INSTRUCTION: In the data below, locate each line with the word "document" and list it.

MATERIAL SHOWN:
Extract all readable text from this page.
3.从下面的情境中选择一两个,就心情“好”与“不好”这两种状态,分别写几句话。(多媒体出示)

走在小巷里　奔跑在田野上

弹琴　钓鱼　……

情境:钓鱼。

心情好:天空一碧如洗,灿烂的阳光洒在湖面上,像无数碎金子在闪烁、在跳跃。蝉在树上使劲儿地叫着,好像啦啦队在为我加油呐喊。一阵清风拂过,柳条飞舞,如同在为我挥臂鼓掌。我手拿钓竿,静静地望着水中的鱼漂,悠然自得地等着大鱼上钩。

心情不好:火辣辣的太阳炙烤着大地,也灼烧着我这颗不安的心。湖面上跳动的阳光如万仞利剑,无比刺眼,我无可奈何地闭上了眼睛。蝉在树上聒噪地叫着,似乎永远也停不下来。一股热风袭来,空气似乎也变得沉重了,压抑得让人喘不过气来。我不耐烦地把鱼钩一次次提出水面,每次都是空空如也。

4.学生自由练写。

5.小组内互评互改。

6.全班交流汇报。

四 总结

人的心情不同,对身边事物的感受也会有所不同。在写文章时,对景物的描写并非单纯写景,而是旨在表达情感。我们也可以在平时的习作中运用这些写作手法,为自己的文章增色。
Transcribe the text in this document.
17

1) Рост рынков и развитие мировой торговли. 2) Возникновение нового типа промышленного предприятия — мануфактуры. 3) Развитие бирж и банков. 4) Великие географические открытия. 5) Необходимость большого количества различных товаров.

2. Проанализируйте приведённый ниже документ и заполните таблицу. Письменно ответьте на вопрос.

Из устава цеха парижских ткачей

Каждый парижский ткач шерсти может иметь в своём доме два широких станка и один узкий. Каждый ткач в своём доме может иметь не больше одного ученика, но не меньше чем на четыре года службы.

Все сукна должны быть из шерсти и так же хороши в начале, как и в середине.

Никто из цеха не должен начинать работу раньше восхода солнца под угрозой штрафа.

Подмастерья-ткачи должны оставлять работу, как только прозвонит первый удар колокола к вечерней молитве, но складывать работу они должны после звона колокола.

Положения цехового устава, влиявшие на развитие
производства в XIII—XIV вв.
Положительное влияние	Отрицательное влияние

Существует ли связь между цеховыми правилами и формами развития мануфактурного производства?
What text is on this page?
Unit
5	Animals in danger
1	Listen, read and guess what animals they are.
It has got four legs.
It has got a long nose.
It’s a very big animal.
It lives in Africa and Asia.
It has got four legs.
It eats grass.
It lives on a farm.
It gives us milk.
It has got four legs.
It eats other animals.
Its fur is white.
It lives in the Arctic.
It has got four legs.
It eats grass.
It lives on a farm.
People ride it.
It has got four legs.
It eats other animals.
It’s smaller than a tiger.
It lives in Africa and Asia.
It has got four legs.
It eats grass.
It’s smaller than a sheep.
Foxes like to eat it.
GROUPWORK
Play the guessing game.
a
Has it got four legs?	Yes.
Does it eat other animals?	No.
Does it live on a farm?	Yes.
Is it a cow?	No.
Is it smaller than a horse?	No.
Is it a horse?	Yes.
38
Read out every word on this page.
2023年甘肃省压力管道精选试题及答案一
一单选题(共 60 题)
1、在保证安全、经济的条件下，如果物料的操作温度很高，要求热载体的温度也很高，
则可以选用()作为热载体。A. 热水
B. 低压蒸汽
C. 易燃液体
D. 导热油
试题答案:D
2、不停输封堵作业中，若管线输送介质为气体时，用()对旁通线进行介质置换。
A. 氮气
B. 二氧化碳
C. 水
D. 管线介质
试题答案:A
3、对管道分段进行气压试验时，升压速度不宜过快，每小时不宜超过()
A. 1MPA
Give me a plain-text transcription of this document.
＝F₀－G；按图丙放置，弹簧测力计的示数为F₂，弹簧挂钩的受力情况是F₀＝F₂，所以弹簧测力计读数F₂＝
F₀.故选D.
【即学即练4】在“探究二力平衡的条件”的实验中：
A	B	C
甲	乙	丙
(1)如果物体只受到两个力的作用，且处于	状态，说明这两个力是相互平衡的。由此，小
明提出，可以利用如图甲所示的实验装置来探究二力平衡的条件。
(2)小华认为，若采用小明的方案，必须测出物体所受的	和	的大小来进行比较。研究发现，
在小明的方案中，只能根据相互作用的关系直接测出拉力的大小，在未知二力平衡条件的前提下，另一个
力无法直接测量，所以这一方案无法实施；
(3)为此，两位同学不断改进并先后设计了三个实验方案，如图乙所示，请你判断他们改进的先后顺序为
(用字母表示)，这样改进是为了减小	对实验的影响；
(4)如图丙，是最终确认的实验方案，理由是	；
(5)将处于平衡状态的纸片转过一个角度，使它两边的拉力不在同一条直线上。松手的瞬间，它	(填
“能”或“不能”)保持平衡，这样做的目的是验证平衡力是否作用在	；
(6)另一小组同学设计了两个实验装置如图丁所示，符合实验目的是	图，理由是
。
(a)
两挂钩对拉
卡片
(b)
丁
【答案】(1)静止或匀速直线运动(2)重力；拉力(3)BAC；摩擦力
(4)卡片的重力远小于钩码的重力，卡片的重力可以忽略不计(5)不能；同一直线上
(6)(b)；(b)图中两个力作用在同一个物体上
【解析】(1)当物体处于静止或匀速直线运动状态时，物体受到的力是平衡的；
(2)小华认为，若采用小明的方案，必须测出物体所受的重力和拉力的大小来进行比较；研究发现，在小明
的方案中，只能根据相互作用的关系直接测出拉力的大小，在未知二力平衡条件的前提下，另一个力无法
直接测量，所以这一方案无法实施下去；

SOLUTION FOR THIS PROBLEM:
Transcribe the text in this document.
Give me a plain-text transcription of this document.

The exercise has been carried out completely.